# Task:
All lines featuring the string "Import" are to be listed.

# Records supplied:
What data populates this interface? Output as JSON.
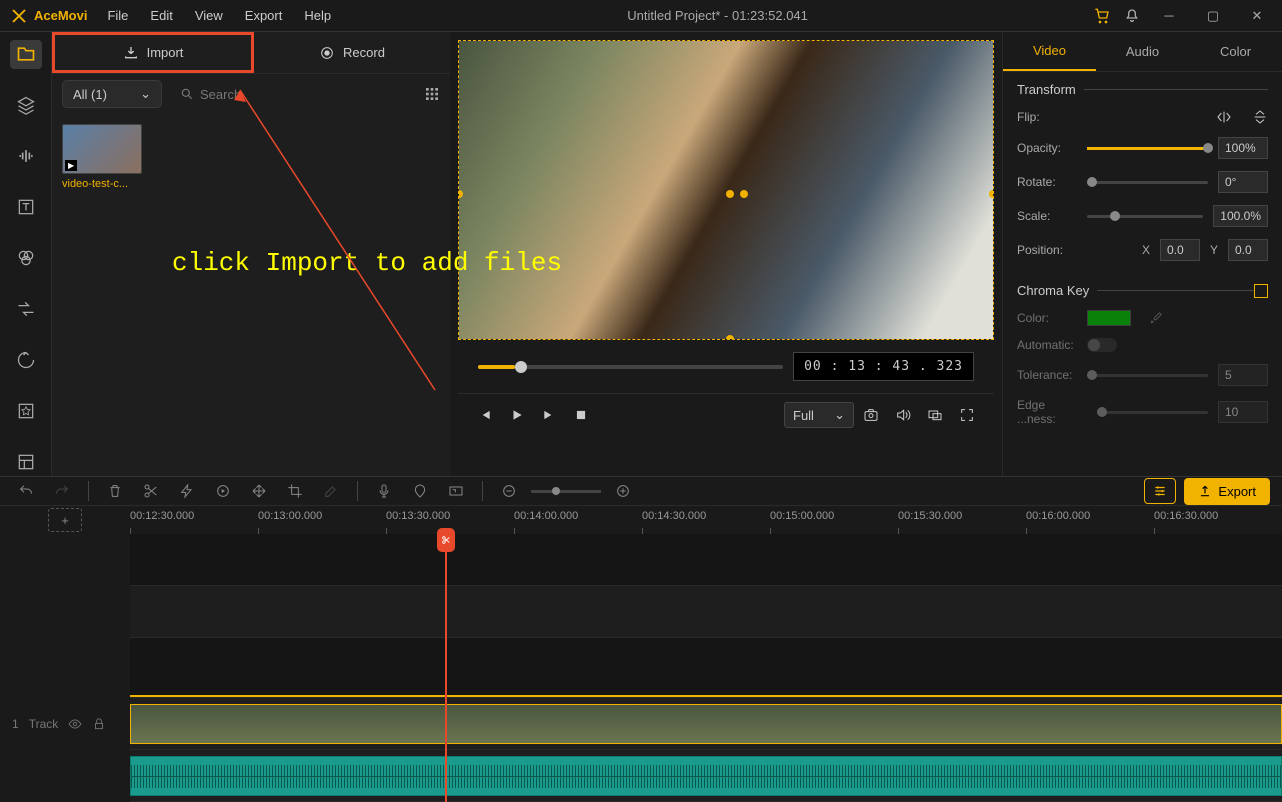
{
  "app": {
    "name": "AceMovi",
    "title": "Untitled Project* - 01:23:52.041"
  },
  "menubar": [
    "File",
    "Edit",
    "View",
    "Export",
    "Help"
  ],
  "media": {
    "import_label": "Import",
    "record_label": "Record",
    "filter": "All (1)",
    "search_placeholder": "Search",
    "thumb_label": "video-test-c..."
  },
  "preview": {
    "timecode": "00 : 13 : 43 . 323",
    "fit_mode": "Full"
  },
  "props": {
    "tabs": [
      "Video",
      "Audio",
      "Color"
    ],
    "s1": "Transform",
    "flip": "Flip:",
    "opacity": {
      "label": "Opacity:",
      "value": "100%"
    },
    "rotate": {
      "label": "Rotate:",
      "value": "0°"
    },
    "scale": {
      "label": "Scale:",
      "value": "100.0%"
    },
    "position": {
      "label": "Position:",
      "xl": "X",
      "x": "0.0",
      "yl": "Y",
      "y": "0.0"
    },
    "s2": "Chroma Key",
    "color": "Color:",
    "automatic": "Automatic:",
    "tolerance": {
      "label": "Tolerance:",
      "value": "5"
    },
    "edge": {
      "label": "Edge ...ness:",
      "value": "10"
    }
  },
  "timeline": {
    "export": "Export",
    "ruler": [
      "00:12:30.000",
      "00:13:00.000",
      "00:13:30.000",
      "00:14:00.000",
      "00:14:30.000",
      "00:15:00.000",
      "00:15:30.000",
      "00:16:00.000",
      "00:16:30.000"
    ],
    "track_id": "1",
    "track_label": "Track"
  },
  "annotation": "click Import to add files"
}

# In response:
    "import_label": "Import",
  "annotation": "click Import to add files"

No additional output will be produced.